**WORK REQUIRED:** Write out all of the lines below word for word, changing nothing.

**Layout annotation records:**
* Start *

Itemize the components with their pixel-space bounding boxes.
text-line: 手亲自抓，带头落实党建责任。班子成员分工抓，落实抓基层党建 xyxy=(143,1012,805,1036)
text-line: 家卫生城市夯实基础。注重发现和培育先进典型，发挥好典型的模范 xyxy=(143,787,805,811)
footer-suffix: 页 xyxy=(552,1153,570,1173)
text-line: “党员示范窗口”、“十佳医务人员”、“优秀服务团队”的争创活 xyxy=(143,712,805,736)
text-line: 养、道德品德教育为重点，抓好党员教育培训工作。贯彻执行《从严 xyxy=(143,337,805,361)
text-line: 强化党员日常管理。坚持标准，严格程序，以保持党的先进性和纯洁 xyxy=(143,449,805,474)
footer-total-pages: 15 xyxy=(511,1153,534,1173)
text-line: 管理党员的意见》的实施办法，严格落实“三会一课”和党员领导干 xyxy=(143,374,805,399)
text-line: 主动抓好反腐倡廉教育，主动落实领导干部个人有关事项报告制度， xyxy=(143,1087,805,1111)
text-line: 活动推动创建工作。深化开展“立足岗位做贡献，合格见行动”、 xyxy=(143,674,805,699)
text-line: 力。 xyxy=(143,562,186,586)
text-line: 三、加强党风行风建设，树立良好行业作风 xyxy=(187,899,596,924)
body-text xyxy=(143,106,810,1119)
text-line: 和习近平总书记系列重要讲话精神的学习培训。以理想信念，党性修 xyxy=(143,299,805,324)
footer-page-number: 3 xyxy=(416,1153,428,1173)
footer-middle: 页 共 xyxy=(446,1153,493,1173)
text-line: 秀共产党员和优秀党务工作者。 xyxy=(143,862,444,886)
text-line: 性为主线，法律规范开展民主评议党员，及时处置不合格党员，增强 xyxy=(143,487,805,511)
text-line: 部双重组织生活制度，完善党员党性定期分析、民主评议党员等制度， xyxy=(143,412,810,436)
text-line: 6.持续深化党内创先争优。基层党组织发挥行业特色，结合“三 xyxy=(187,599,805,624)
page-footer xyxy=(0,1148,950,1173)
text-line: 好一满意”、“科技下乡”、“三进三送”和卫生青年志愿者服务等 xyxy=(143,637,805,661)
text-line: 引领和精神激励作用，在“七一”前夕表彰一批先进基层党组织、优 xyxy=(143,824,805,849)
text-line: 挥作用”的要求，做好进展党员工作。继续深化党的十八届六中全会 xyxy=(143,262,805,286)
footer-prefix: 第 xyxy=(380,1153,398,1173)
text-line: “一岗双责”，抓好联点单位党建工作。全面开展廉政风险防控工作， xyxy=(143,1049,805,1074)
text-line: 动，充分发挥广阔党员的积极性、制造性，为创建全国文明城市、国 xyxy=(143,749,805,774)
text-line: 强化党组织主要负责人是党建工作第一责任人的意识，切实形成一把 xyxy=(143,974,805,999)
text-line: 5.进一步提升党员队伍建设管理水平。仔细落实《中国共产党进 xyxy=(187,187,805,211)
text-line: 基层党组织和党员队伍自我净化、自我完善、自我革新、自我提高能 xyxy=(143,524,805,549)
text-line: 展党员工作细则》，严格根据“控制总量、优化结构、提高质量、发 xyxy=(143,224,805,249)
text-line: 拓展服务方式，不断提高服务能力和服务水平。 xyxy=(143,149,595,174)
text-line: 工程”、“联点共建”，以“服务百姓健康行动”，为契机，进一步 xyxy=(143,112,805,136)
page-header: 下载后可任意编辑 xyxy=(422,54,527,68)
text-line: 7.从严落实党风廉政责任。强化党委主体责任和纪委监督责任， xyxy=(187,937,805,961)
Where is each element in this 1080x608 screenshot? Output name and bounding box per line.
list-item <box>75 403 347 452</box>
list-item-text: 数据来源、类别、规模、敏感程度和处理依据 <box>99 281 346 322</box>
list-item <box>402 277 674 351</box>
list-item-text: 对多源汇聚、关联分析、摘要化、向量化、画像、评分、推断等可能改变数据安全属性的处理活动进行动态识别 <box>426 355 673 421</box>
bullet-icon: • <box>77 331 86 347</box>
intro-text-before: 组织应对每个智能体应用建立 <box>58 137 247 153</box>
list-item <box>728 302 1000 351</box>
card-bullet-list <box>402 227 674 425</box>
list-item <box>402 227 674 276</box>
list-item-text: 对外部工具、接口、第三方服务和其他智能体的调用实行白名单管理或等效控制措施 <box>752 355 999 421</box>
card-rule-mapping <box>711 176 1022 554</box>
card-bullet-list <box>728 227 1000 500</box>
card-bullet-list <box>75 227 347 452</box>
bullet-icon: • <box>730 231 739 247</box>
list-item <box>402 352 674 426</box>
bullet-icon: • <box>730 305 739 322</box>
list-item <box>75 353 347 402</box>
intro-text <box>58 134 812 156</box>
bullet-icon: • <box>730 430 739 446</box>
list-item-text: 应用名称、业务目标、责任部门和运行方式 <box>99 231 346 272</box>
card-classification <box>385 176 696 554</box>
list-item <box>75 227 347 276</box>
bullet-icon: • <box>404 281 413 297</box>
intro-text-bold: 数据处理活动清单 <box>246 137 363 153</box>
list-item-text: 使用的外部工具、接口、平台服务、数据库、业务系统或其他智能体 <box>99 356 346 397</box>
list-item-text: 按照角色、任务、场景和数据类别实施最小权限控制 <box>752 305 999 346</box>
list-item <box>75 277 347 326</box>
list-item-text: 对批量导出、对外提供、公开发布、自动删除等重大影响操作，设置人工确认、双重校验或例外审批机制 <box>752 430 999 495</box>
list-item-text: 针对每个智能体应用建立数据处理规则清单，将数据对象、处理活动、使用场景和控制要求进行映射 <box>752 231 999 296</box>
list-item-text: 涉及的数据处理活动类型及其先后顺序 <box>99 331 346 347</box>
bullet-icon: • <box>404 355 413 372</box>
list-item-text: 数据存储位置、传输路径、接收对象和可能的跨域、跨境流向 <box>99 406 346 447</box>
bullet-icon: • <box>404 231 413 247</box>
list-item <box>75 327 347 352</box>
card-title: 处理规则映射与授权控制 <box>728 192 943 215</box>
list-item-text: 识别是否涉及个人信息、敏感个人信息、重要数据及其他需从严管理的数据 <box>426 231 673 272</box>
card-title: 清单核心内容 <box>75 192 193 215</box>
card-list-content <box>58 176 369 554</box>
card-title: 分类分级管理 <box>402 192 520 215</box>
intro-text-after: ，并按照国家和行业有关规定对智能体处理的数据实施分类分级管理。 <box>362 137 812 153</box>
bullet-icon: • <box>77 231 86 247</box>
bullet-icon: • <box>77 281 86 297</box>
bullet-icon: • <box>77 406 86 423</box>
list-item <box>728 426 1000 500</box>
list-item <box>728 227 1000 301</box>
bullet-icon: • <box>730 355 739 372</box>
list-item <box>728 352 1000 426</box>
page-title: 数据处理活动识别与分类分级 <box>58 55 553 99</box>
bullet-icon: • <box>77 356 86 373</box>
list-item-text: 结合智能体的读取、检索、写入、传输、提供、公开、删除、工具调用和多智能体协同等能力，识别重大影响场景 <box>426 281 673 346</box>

* End *

**RESULT OF THE TASK:**
Itemize the components with their pixel-space bounding boxes.
text-line: 手亲自抓，带头落实党建责任。班子成员分工抓，落实抓基层党建 xyxy=(143,1012,805,1036)
text-line: 家卫生城市夯实基础。注重发现和培育先进典型，发挥好典型的模范 xyxy=(143,787,805,811)
footer-suffix: 页 xyxy=(552,1153,570,1173)
text-line: “党员示范窗口”、“十佳医务人员”、“优秀服务团队”的争创活 xyxy=(143,712,805,736)
text-line: 养、道德品德教育为重点，抓好党员教育培训工作。贯彻执行《从严 xyxy=(143,337,805,361)
text-line: 强化党员日常管理。坚持标准，严格程序，以保持党的先进性和纯洁 xyxy=(143,449,805,474)
footer-total-pages: 15 xyxy=(511,1153,534,1173)
text-line: 管理党员的意见》的实施办法，严格落实“三会一课”和党员领导干 xyxy=(143,374,805,399)
text-line: 主动抓好反腐倡廉教育，主动落实领导干部个人有关事项报告制度， xyxy=(143,1087,805,1111)
text-line: 活动推动创建工作。深化开展“立足岗位做贡献，合格见行动”、 xyxy=(143,674,805,699)
text-line: 力。 xyxy=(143,562,186,586)
text-line: 三、加强党风行风建设，树立良好行业作风 xyxy=(187,899,596,924)
body-text xyxy=(143,106,810,1119)
text-line: 和习近平总书记系列重要讲话精神的学习培训。以理想信念，党性修 xyxy=(143,299,805,324)
footer-page-number: 3 xyxy=(416,1153,428,1173)
footer-middle: 页 共 xyxy=(446,1153,493,1173)
text-line: 秀共产党员和优秀党务工作者。 xyxy=(143,862,444,886)
text-line: 性为主线，法律规范开展民主评议党员，及时处置不合格党员，增强 xyxy=(143,487,805,511)
text-line: 部双重组织生活制度，完善党员党性定期分析、民主评议党员等制度， xyxy=(143,412,810,436)
text-line: 6.持续深化党内创先争优。基层党组织发挥行业特色，结合“三 xyxy=(187,599,805,624)
page-footer xyxy=(0,1148,950,1173)
text-line: 好一满意”、“科技下乡”、“三进三送”和卫生青年志愿者服务等 xyxy=(143,637,805,661)
text-line: 引领和精神激励作用，在“七一”前夕表彰一批先进基层党组织、优 xyxy=(143,824,805,849)
text-line: 挥作用”的要求，做好进展党员工作。继续深化党的十八届六中全会 xyxy=(143,262,805,286)
footer-prefix: 第 xyxy=(380,1153,398,1173)
text-line: “一岗双责”，抓好联点单位党建工作。全面开展廉政风险防控工作， xyxy=(143,1049,805,1074)
text-line: 动，充分发挥广阔党员的积极性、制造性，为创建全国文明城市、国 xyxy=(143,749,805,774)
text-line: 强化党组织主要负责人是党建工作第一责任人的意识，切实形成一把 xyxy=(143,974,805,999)
text-line: 5.进一步提升党员队伍建设管理水平。仔细落实《中国共产党进 xyxy=(187,187,805,211)
text-line: 基层党组织和党员队伍自我净化、自我完善、自我革新、自我提高能 xyxy=(143,524,805,549)
text-line: 展党员工作细则》，严格根据“控制总量、优化结构、提高质量、发 xyxy=(143,224,805,249)
text-line: 拓展服务方式，不断提高服务能力和服务水平。 xyxy=(143,149,595,174)
text-line: 工程”、“联点共建”，以“服务百姓健康行动”，为契机，进一步 xyxy=(143,112,805,136)
page-header: 下载后可任意编辑 xyxy=(422,54,527,68)
text-line: 7.从严落实党风廉政责任。强化党委主体责任和纪委监督责任， xyxy=(187,937,805,961)
Where is each element in this 1080x608 screenshot? Output name and bounding box per line.
list-item <box>75 403 347 452</box>
list-item-text: 数据来源、类别、规模、敏感程度和处理依据 <box>99 281 346 322</box>
list-item <box>402 277 674 351</box>
list-item-text: 对多源汇聚、关联分析、摘要化、向量化、画像、评分、推断等可能改变数据安全属性的处理活动进行动态识别 <box>426 355 673 421</box>
bullet-icon: • <box>77 331 86 347</box>
intro-text-before: 组织应对每个智能体应用建立 <box>58 137 247 153</box>
list-item <box>728 302 1000 351</box>
card-bullet-list <box>402 227 674 425</box>
list-item <box>402 227 674 276</box>
list-item-text: 对外部工具、接口、第三方服务和其他智能体的调用实行白名单管理或等效控制措施 <box>752 355 999 421</box>
card-rule-mapping <box>711 176 1022 554</box>
card-bullet-list <box>728 227 1000 500</box>
card-bullet-list <box>75 227 347 452</box>
bullet-icon: • <box>730 231 739 247</box>
list-item <box>402 352 674 426</box>
bullet-icon: • <box>730 305 739 322</box>
list-item <box>75 353 347 402</box>
intro-text <box>58 134 812 156</box>
bullet-icon: • <box>730 430 739 446</box>
list-item-text: 应用名称、业务目标、责任部门和运行方式 <box>99 231 346 272</box>
card-classification <box>385 176 696 554</box>
list-item <box>75 227 347 276</box>
bullet-icon: • <box>404 281 413 297</box>
intro-text-bold: 数据处理活动清单 <box>246 137 363 153</box>
list-item-text: 使用的外部工具、接口、平台服务、数据库、业务系统或其他智能体 <box>99 356 346 397</box>
list-item-text: 按照角色、任务、场景和数据类别实施最小权限控制 <box>752 305 999 346</box>
list-item <box>75 277 347 326</box>
list-item-text: 对批量导出、对外提供、公开发布、自动删除等重大影响操作，设置人工确认、双重校验或例外审批机制 <box>752 430 999 495</box>
list-item-text: 针对每个智能体应用建立数据处理规则清单，将数据对象、处理活动、使用场景和控制要求进行映射 <box>752 231 999 296</box>
list-item-text: 涉及的数据处理活动类型及其先后顺序 <box>99 331 346 347</box>
bullet-icon: • <box>404 355 413 372</box>
list-item-text: 数据存储位置、传输路径、接收对象和可能的跨域、跨境流向 <box>99 406 346 447</box>
bullet-icon: • <box>404 231 413 247</box>
list-item <box>75 327 347 352</box>
card-title: 处理规则映射与授权控制 <box>728 192 943 215</box>
list-item-text: 识别是否涉及个人信息、敏感个人信息、重要数据及其他需从严管理的数据 <box>426 231 673 272</box>
card-title: 清单核心内容 <box>75 192 193 215</box>
card-list-content <box>58 176 369 554</box>
card-title: 分类分级管理 <box>402 192 520 215</box>
intro-text-after: ，并按照国家和行业有关规定对智能体处理的数据实施分类分级管理。 <box>362 137 812 153</box>
bullet-icon: • <box>77 231 86 247</box>
bullet-icon: • <box>77 281 86 297</box>
bullet-icon: • <box>77 406 86 423</box>
list-item <box>728 426 1000 500</box>
list-item <box>728 227 1000 301</box>
bullet-icon: • <box>730 355 739 372</box>
list-item <box>728 352 1000 426</box>
page-title: 数据处理活动识别与分类分级 <box>58 55 553 99</box>
bullet-icon: • <box>77 356 86 373</box>
list-item-text: 结合智能体的读取、检索、写入、传输、提供、公开、删除、工具调用和多智能体协同等能力，识别重大影响场景 <box>426 281 673 346</box>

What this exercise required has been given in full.